TASK TO COMPLETE ->
Copy the data that follows, character for character, minus the pictures.

DATA SUPPLIED ->

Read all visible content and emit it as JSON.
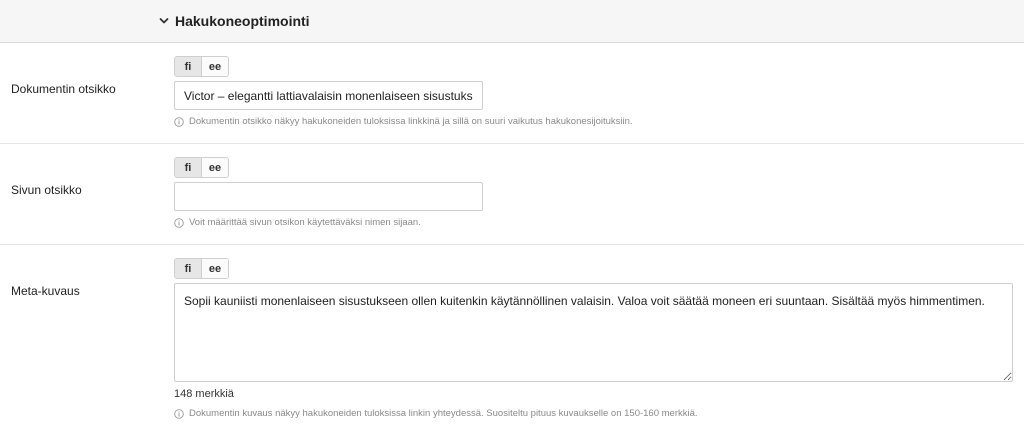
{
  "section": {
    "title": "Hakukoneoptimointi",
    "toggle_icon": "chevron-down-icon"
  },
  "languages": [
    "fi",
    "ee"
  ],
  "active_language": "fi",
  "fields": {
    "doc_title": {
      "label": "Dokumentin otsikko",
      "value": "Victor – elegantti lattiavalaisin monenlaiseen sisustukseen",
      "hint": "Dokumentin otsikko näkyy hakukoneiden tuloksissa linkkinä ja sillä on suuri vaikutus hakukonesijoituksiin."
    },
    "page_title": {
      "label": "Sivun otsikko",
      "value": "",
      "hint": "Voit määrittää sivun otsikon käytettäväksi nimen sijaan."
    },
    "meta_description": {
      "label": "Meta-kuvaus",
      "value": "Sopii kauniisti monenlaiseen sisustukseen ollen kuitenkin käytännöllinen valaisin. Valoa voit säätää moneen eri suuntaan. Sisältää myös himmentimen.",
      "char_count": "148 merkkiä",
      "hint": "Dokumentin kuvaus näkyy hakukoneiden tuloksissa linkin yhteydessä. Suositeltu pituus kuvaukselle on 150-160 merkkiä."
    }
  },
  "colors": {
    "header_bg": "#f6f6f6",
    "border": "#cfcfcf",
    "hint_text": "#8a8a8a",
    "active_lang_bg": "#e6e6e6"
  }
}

REPLY TO THE TASK ->
Read all visible content and emit it as JSON.
{
  "section": {
    "title": "Hakukoneoptimointi",
    "toggle_icon": "chevron-down-icon"
  },
  "languages": [
    "fi",
    "ee"
  ],
  "active_language": "fi",
  "fields": {
    "doc_title": {
      "label": "Dokumentin otsikko",
      "value": "Victor – elegantti lattiavalaisin monenlaiseen sisustukseen",
      "hint": "Dokumentin otsikko näkyy hakukoneiden tuloksissa linkkinä ja sillä on suuri vaikutus hakukonesijoituksiin."
    },
    "page_title": {
      "label": "Sivun otsikko",
      "value": "",
      "hint": "Voit määrittää sivun otsikon käytettäväksi nimen sijaan."
    },
    "meta_description": {
      "label": "Meta-kuvaus",
      "value": "Sopii kauniisti monenlaiseen sisustukseen ollen kuitenkin käytännöllinen valaisin. Valoa voit säätää moneen eri suuntaan. Sisältää myös himmentimen.",
      "char_count": "148 merkkiä",
      "hint": "Dokumentin kuvaus näkyy hakukoneiden tuloksissa linkin yhteydessä. Suositeltu pituus kuvaukselle on 150-160 merkkiä."
    }
  },
  "colors": {
    "header_bg": "#f6f6f6",
    "border": "#cfcfcf",
    "hint_text": "#8a8a8a",
    "active_lang_bg": "#e6e6e6"
  }
}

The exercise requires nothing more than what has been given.